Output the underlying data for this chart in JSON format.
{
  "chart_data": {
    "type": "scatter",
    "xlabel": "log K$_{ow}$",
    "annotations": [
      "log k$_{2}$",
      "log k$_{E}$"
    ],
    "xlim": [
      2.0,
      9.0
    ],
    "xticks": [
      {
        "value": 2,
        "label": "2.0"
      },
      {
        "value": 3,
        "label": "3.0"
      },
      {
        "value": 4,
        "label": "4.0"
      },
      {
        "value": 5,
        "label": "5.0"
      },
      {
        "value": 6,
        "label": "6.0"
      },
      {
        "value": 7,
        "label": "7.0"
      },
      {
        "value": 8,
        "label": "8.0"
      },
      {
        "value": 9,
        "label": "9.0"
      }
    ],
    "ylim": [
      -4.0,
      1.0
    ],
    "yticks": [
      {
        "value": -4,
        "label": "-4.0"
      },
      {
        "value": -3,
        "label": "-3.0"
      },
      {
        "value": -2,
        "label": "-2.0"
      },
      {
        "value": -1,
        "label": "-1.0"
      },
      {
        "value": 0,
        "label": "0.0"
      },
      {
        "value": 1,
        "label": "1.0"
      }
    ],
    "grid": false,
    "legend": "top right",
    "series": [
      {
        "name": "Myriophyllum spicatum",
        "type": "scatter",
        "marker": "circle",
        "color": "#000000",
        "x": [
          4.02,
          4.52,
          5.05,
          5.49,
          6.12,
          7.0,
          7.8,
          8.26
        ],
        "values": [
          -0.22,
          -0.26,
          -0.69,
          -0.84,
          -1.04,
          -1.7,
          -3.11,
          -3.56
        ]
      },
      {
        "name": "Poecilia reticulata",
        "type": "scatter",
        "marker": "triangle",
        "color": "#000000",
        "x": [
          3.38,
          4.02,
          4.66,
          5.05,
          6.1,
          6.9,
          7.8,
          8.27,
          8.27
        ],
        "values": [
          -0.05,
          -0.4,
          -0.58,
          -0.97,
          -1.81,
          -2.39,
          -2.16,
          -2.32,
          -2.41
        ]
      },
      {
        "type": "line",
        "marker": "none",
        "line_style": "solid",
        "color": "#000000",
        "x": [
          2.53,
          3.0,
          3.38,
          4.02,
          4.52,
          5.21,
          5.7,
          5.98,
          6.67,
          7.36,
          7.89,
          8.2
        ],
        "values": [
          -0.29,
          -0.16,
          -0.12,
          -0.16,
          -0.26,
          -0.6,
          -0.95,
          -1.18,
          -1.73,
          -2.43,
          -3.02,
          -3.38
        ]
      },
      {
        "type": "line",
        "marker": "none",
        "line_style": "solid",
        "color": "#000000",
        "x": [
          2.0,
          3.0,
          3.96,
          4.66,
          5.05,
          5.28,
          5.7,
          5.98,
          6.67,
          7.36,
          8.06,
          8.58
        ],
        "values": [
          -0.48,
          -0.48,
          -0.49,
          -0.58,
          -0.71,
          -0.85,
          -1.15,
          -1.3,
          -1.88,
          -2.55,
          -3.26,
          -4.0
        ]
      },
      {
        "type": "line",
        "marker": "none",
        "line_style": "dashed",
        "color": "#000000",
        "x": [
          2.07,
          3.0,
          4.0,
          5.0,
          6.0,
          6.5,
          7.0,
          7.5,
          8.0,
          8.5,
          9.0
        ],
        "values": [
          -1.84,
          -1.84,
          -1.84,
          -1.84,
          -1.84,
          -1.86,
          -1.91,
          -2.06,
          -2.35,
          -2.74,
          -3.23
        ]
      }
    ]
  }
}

▶ [Short exercise] The entries above must be returned exactly.

▶ [Written response]
Output the underlying data for this chart in JSON format.
{
  "chart_data": {
    "type": "scatter",
    "xlabel": "log K$_{ow}$",
    "annotations": [
      "log k$_{2}$",
      "log k$_{E}$"
    ],
    "xlim": [
      2.0,
      9.0
    ],
    "xticks": [
      {
        "value": 2,
        "label": "2.0"
      },
      {
        "value": 3,
        "label": "3.0"
      },
      {
        "value": 4,
        "label": "4.0"
      },
      {
        "value": 5,
        "label": "5.0"
      },
      {
        "value": 6,
        "label": "6.0"
      },
      {
        "value": 7,
        "label": "7.0"
      },
      {
        "value": 8,
        "label": "8.0"
      },
      {
        "value": 9,
        "label": "9.0"
      }
    ],
    "ylim": [
      -4.0,
      1.0
    ],
    "yticks": [
      {
        "value": -4,
        "label": "-4.0"
      },
      {
        "value": -3,
        "label": "-3.0"
      },
      {
        "value": -2,
        "label": "-2.0"
      },
      {
        "value": -1,
        "label": "-1.0"
      },
      {
        "value": 0,
        "label": "0.0"
      },
      {
        "value": 1,
        "label": "1.0"
      }
    ],
    "grid": false,
    "legend": "top right",
    "series": [
      {
        "name": "Myriophyllum spicatum",
        "type": "scatter",
        "marker": "circle",
        "color": "#000000",
        "x": [
          4.02,
          4.52,
          5.05,
          5.49,
          6.12,
          7.0,
          7.8,
          8.26
        ],
        "values": [
          -0.22,
          -0.26,
          -0.69,
          -0.84,
          -1.04,
          -1.7,
          -3.11,
          -3.56
        ]
      },
      {
        "name": "Poecilia reticulata",
        "type": "scatter",
        "marker": "triangle",
        "color": "#000000",
        "x": [
          3.38,
          4.02,
          4.66,
          5.05,
          6.1,
          6.9,
          7.8,
          8.27,
          8.27
        ],
        "values": [
          -0.05,
          -0.4,
          -0.58,
          -0.97,
          -1.81,
          -2.39,
          -2.16,
          -2.32,
          -2.41
        ]
      },
      {
        "type": "line",
        "marker": "none",
        "line_style": "solid",
        "color": "#000000",
        "x": [
          2.53,
          3.0,
          3.38,
          4.02,
          4.52,
          5.21,
          5.7,
          5.98,
          6.67,
          7.36,
          7.89,
          8.2
        ],
        "values": [
          -0.29,
          -0.16,
          -0.12,
          -0.16,
          -0.26,
          -0.6,
          -0.95,
          -1.18,
          -1.73,
          -2.43,
          -3.02,
          -3.38
        ]
      },
      {
        "type": "line",
        "marker": "none",
        "line_style": "solid",
        "color": "#000000",
        "x": [
          2.0,
          3.0,
          3.96,
          4.66,
          5.05,
          5.28,
          5.7,
          5.98,
          6.67,
          7.36,
          8.06,
          8.58
        ],
        "values": [
          -0.48,
          -0.48,
          -0.49,
          -0.58,
          -0.71,
          -0.85,
          -1.15,
          -1.3,
          -1.88,
          -2.55,
          -3.26,
          -4.0
        ]
      },
      {
        "type": "line",
        "marker": "none",
        "line_style": "dashed",
        "color": "#000000",
        "x": [
          2.07,
          3.0,
          4.0,
          5.0,
          6.0,
          6.5,
          7.0,
          7.5,
          8.0,
          8.5,
          9.0
        ],
        "values": [
          -1.84,
          -1.84,
          -1.84,
          -1.84,
          -1.84,
          -1.86,
          -1.91,
          -2.06,
          -2.35,
          -2.74,
          -3.23
        ]
      }
    ]
  }
}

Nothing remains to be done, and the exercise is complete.